● What the exercise asks: Scan the entries and state how many lines contain "inheritance". Write no other text.

[[ Information shown, beginning ]]

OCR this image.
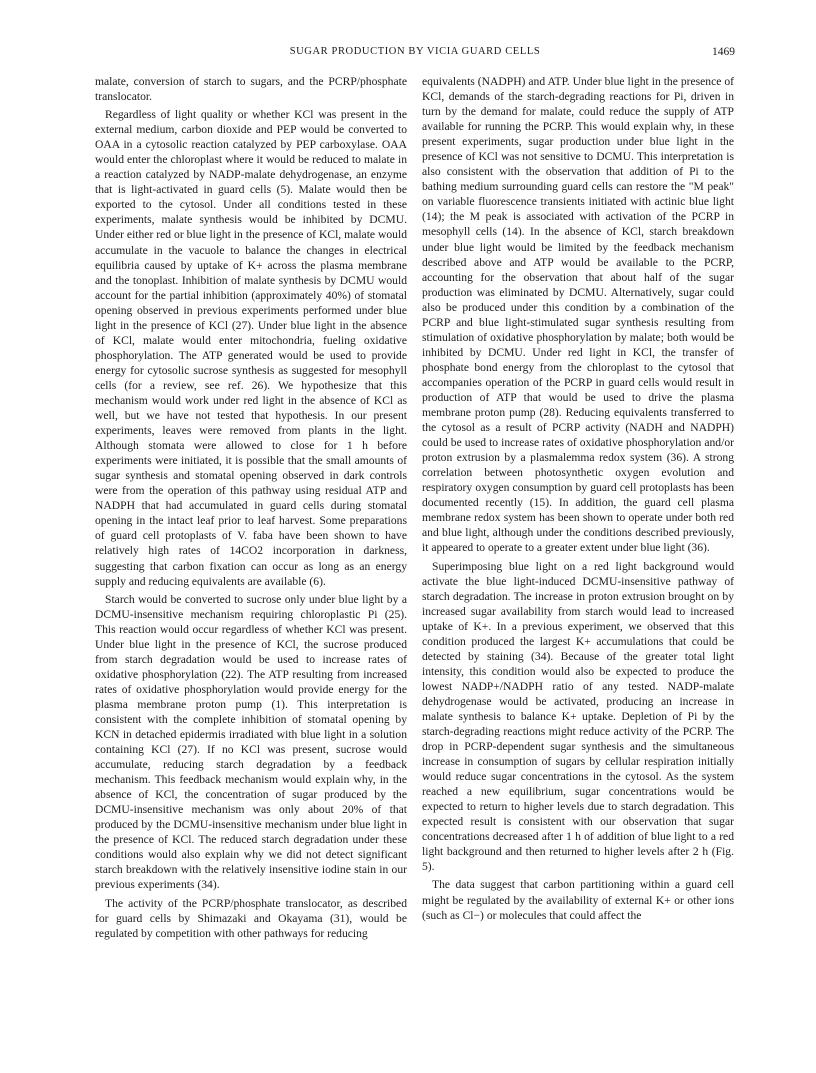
SUGAR PRODUCTION BY VICIA GUARD CELLS	1469

malate, conversion of starch to sugars, and the PCRP/phosphate translocator.

Regardless of light quality or whether KCl was present in the external medium, carbon dioxide and PEP would be converted to OAA in a cytosolic reaction catalyzed by PEP carboxylase. OAA would enter the chloroplast where it would be reduced to malate in a reaction catalyzed by NADP-malate dehydrogenase, an enzyme that is light-activated in guard cells (5). Malate would then be exported to the cytosol. Under all conditions tested in these experiments, malate synthesis would be inhibited by DCMU. Under either red or blue light in the presence of KCl, malate would accumulate in the vacuole to balance the changes in electrical equilibria caused by uptake of K+ across the plasma membrane and the tonoplast. Inhibition of malate synthesis by DCMU would account for the partial inhibition (approximately 40%) of stomatal opening observed in previous experiments performed under blue light in the presence of KCl (27). Under blue light in the absence of KCl, malate would enter mitochondria, fueling oxidative phosphorylation. The ATP generated would be used to provide energy for cytosolic sucrose synthesis as suggested for mesophyll cells (for a review, see ref. 26). We hypothesize that this mechanism would work under red light in the absence of KCl as well, but we have not tested that hypothesis. In our present experiments, leaves were removed from plants in the light. Although stomata were allowed to close for 1 h before experiments were initiated, it is possible that the small amounts of sugar synthesis and stomatal opening observed in dark controls were from the operation of this pathway using residual ATP and NADPH that had accumulated in guard cells during stomatal opening in the intact leaf prior to leaf harvest. Some preparations of guard cell protoplasts of V. faba have been shown to have relatively high rates of 14CO2 incorporation in darkness, suggesting that carbon fixation can occur as long as an energy supply and reducing equivalents are available (6).

Starch would be converted to sucrose only under blue light by a DCMU-insensitive mechanism requiring chloroplastic Pi (25). This reaction would occur regardless of whether KCl was present. Under blue light in the presence of KCl, the sucrose produced from starch degradation would be used to increase rates of oxidative phosphorylation (22). The ATP resulting from increased rates of oxidative phosphorylation would provide energy for the plasma membrane proton pump (1). This interpretation is consistent with the complete inhibition of stomatal opening by KCN in detached epidermis irradiated with blue light in a solution containing KCl (27). If no KCl was present, sucrose would accumulate, reducing starch degradation by a feedback mechanism. This feedback mechanism would explain why, in the absence of KCl, the concentration of sugar produced by the DCMU-insensitive mechanism was only about 20% of that produced by the DCMU-insensitive mechanism under blue light in the presence of KCl. The reduced starch degradation under these conditions would also explain why we did not detect significant starch breakdown with the relatively insensitive iodine stain in our previous experiments (34).

The activity of the PCRP/phosphate translocator, as described for guard cells by Shimazaki and Okayama (31), would be regulated by competition with other pathways for reducing

equivalents (NADPH) and ATP. Under blue light in the presence of KCl, demands of the starch-degrading reactions for Pi, driven in turn by the demand for malate, could reduce the supply of ATP available for running the PCRP. This would explain why, in these present experiments, sugar production under blue light in the presence of KCl was not sensitive to DCMU. This interpretation is also consistent with the observation that addition of Pi to the bathing medium surrounding guard cells can restore the "M peak" on variable fluorescence transients initiated with actinic blue light (14); the M peak is associated with activation of the PCRP in mesophyll cells (14). In the absence of KCl, starch breakdown under blue light would be limited by the feedback mechanism described above and ATP would be available to the PCRP, accounting for the observation that about half of the sugar production was eliminated by DCMU. Alternatively, sugar could also be produced under this condition by a combination of the PCRP and blue light-stimulated sugar synthesis resulting from stimulation of oxidative phosphorylation by malate; both would be inhibited by DCMU. Under red light in KCl, the transfer of phosphate bond energy from the chloroplast to the cytosol that accompanies operation of the PCRP in guard cells would result in production of ATP that would be used to drive the plasma membrane proton pump (28). Reducing equivalents transferred to the cytosol as a result of PCRP activity (NADH and NADPH) could be used to increase rates of oxidative phosphorylation and/or proton extrusion by a plasmalemma redox system (36). A strong correlation between photosynthetic oxygen evolution and respiratory oxygen consumption by guard cell protoplasts has been documented recently (15). In addition, the guard cell plasma membrane redox system has been shown to operate under both red and blue light, although under the conditions described previously, it appeared to operate to a greater extent under blue light (36).

Superimposing blue light on a red light background would activate the blue light-induced DCMU-insensitive pathway of starch degradation. The increase in proton extrusion brought on by increased sugar availability from starch would lead to increased uptake of K+. In a previous experiment, we observed that this condition produced the largest K+ accumulations that could be detected by staining (34). Because of the greater total light intensity, this condition would also be expected to produce the lowest NADP+/NADPH ratio of any tested. NADP-malate dehydrogenase would be activated, producing an increase in malate synthesis to balance K+ uptake. Depletion of Pi by the starch-degrading reactions might reduce activity of the PCRP. The drop in PCRP-dependent sugar synthesis and the simultaneous increase in consumption of sugars by cellular respiration initially would reduce sugar concentrations in the cytosol. As the system reached a new equilibrium, sugar concentrations would be expected to return to higher levels due to starch degradation. This expected result is consistent with our observation that sugar concentrations decreased after 1 h of addition of blue light to a red light background and then returned to higher levels after 2 h (Fig. 5).

The data suggest that carbon partitioning within a guard cell might be regulated by the availability of external K+ or other ions (such as Cl−) or molecules that could affect the
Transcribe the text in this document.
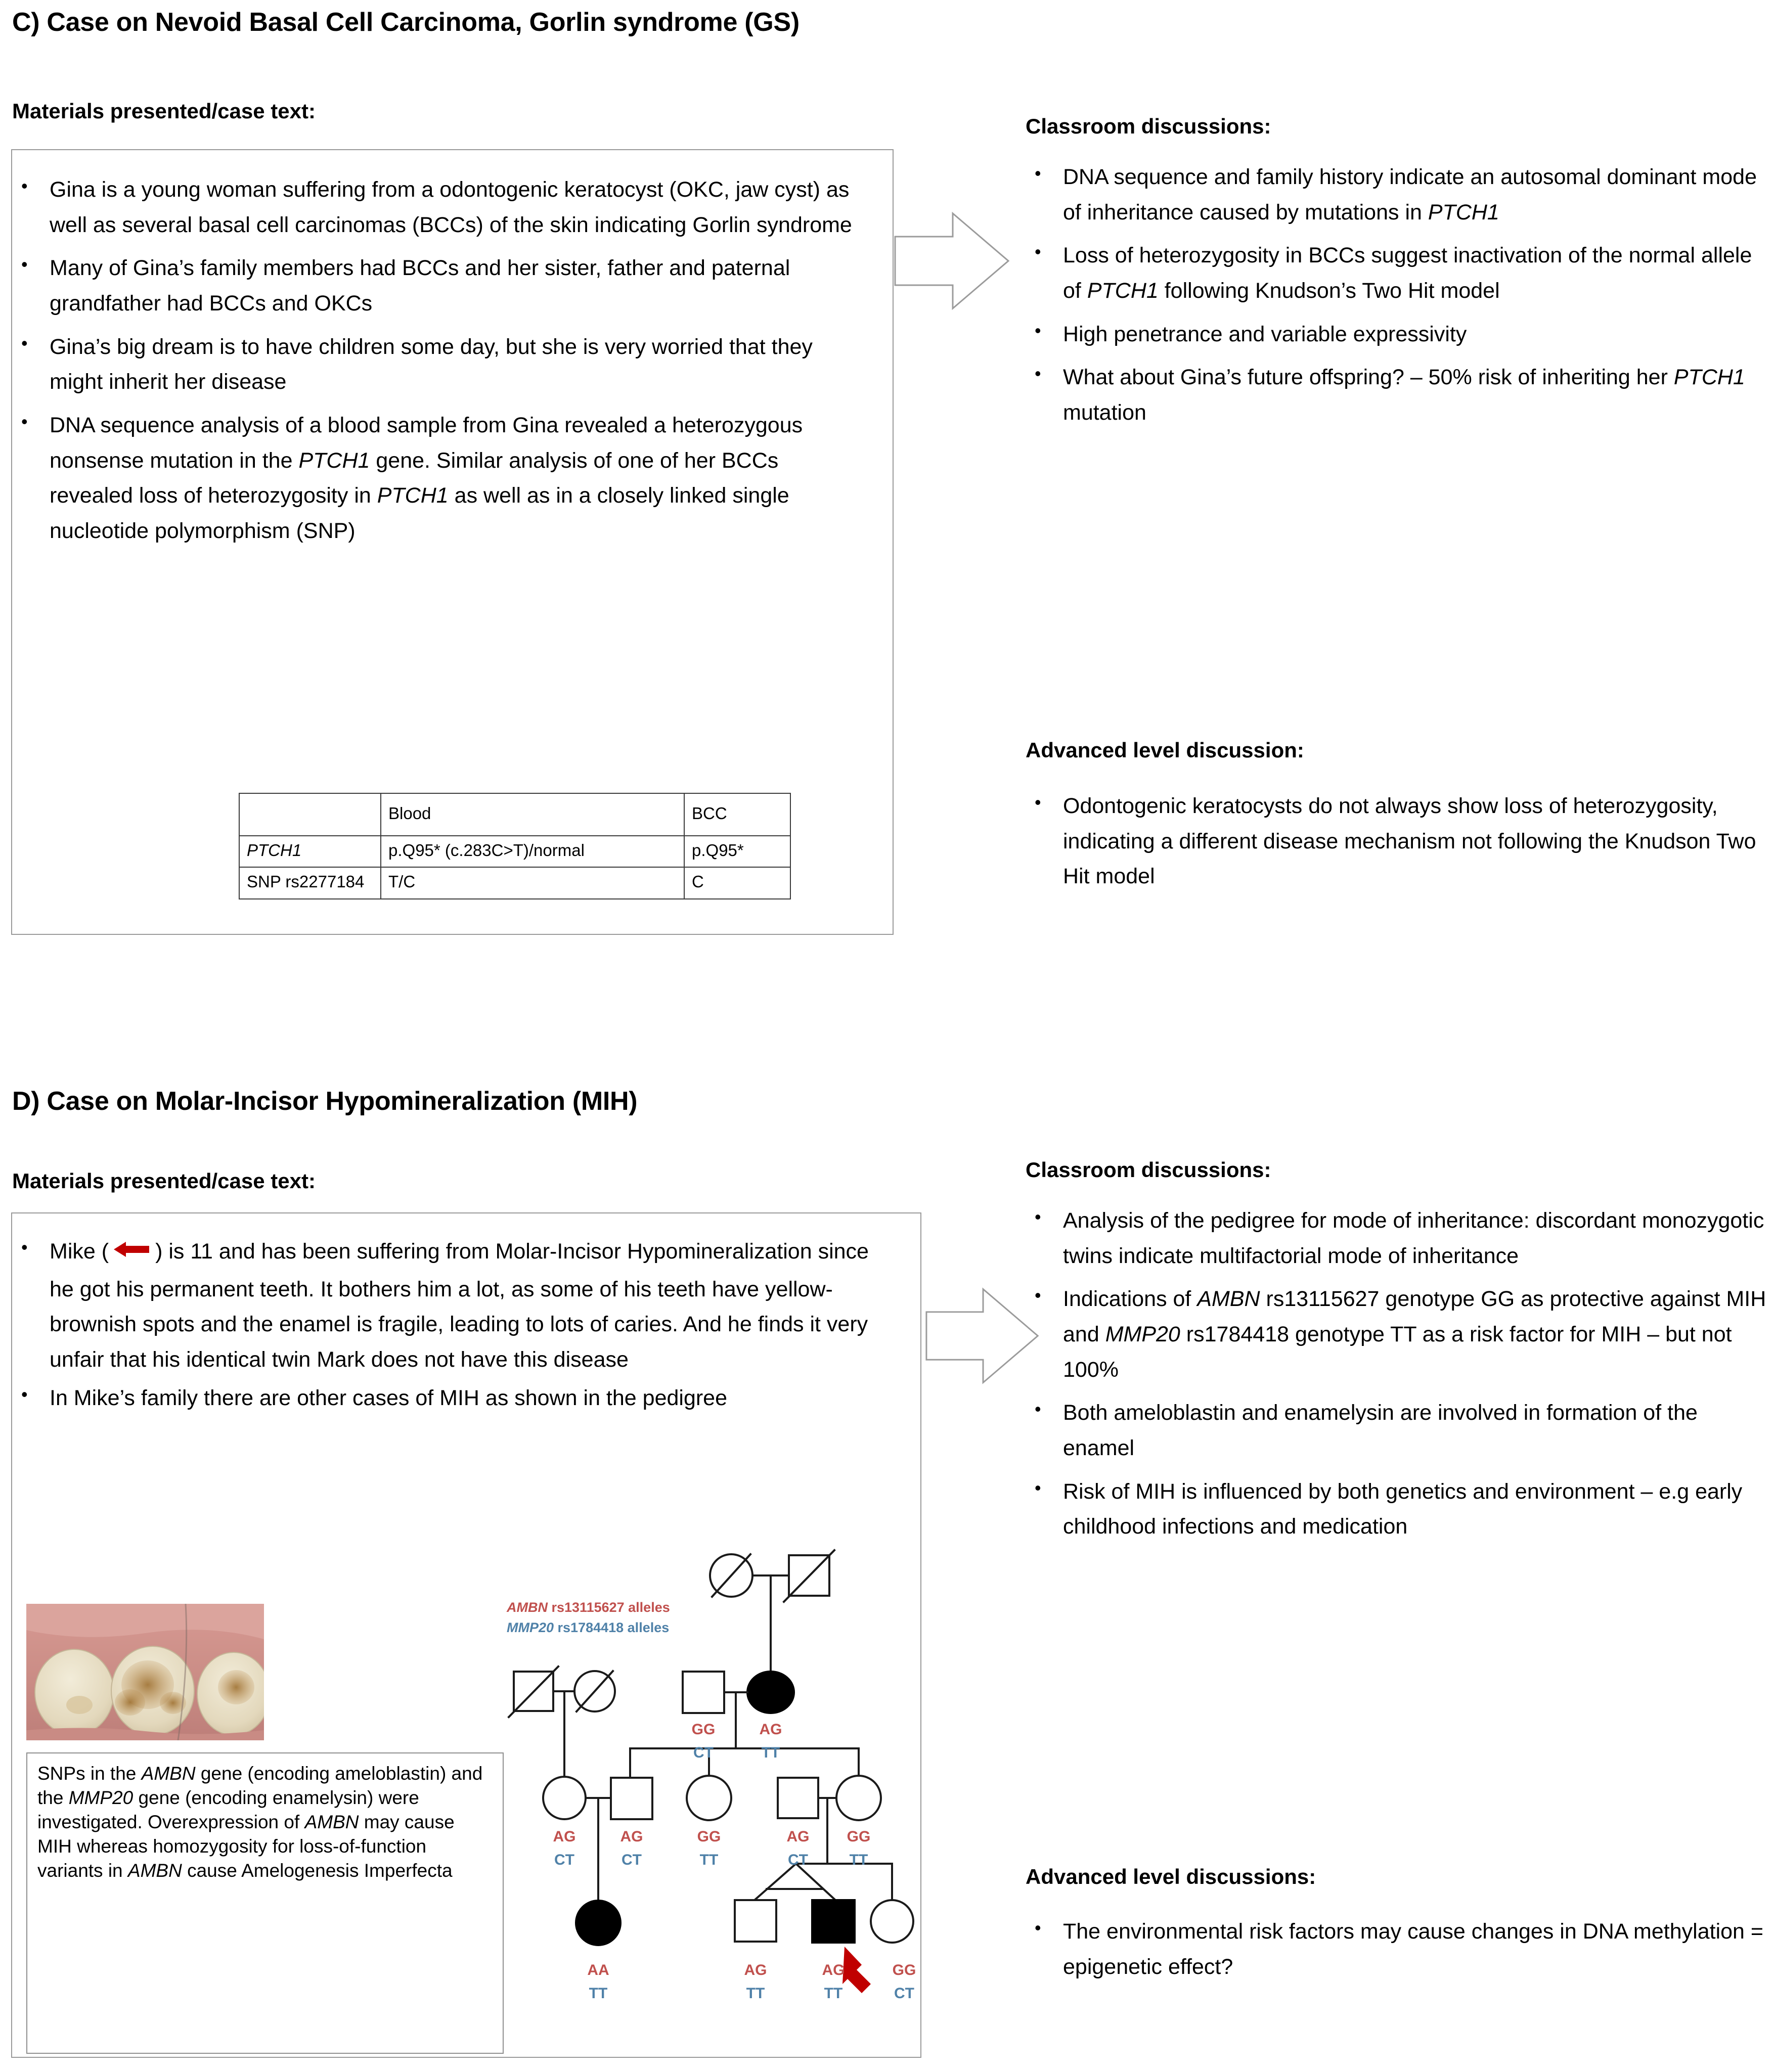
C) Case on Nevoid Basal Cell Carcinoma, Gorlin syndrome (GS)
Materials presented/case text:
• Gina is a young woman suffering from a odontogenic keratocyst (OKC, jaw cyst) as well as several basal cell carcinomas (BCCs) of the skin indicating Gorlin syndrome
• Many of Gina’s family members had BCCs and her sister, father and paternal grandfather had BCCs and OKCs
• Gina’s big dream is to have children some day, but she is very worried that they might inherit her disease
• DNA sequence analysis of a blood sample from Gina revealed a heterozygous nonsense mutation in the PTCH1 gene. Similar analysis of one of her BCCs revealed loss of heterozygosity in PTCH1 as well as in a closely linked single nucleotide polymorphism (SNP)
	Blood	BCC
PTCH1	p.Q95* (c.283C>T)/normal	p.Q95*
SNP rs2277184	T/C	C
Classroom discussions:
• DNA sequence and family history indicate an autosomal dominant mode of inheritance caused by mutations in PTCH1
• Loss of heterozygosity in BCCs suggest inactivation of the normal allele of PTCH1 following Knudson’s Two Hit model
• High penetrance and variable expressivity
• What about Gina’s future offspring? – 50% risk of inheriting her PTCH1 mutation
Advanced level discussion:
• Odontogenic keratocysts do not always show loss of heterozygosity, indicating a different disease mechanism not following the Knudson Two Hit model
D) Case on Molar-Incisor Hypomineralization (MIH)
Materials presented/case text:
• Mike ( ) is 11 and has been suffering from Molar-Incisor Hypomineralization since he got his permanent teeth. It bothers him a lot, as some of his teeth have yellow-brownish spots and the enamel is fragile, leading to lots of caries. And he finds it very unfair that his identical twin Mark does not have this disease
• In Mike’s family there are other cases of MIH as shown in the pedigree
SNPs in the AMBN gene (encoding ameloblastin) and the MMP20 gene (encoding enamelysin) were investigated. Overexpression of AMBN may cause MIH whereas homozygosity for loss-of-function variants in AMBN cause Amelogenesis Imperfecta
AMBN rs13115627 alleles
MMP20 rs1784418 alleles
GG
CT
AG
TT
AG
CT
AG
CT
GG
TT
AG
CT
GG
TT
AA
TT
AG
TT
AG
TT
GG
CT
Classroom discussions:
• Analysis of the pedigree for mode of inheritance: discordant monozygotic twins indicate multifactorial mode of inheritance
• Indications of AMBN rs13115627 genotype GG as protective against MIH and MMP20 rs1784418 genotype TT as a risk factor for MIH – but not 100%
• Both ameloblastin and enamelysin are involved in formation of the enamel
• Risk of MIH is influenced by both genetics and environment – e.g early childhood infections and medication
Advanced level discussions:
• The environmental risk factors may cause changes in DNA methylation = epigenetic effect?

[[ Information shown, end ]]

● Solution: 2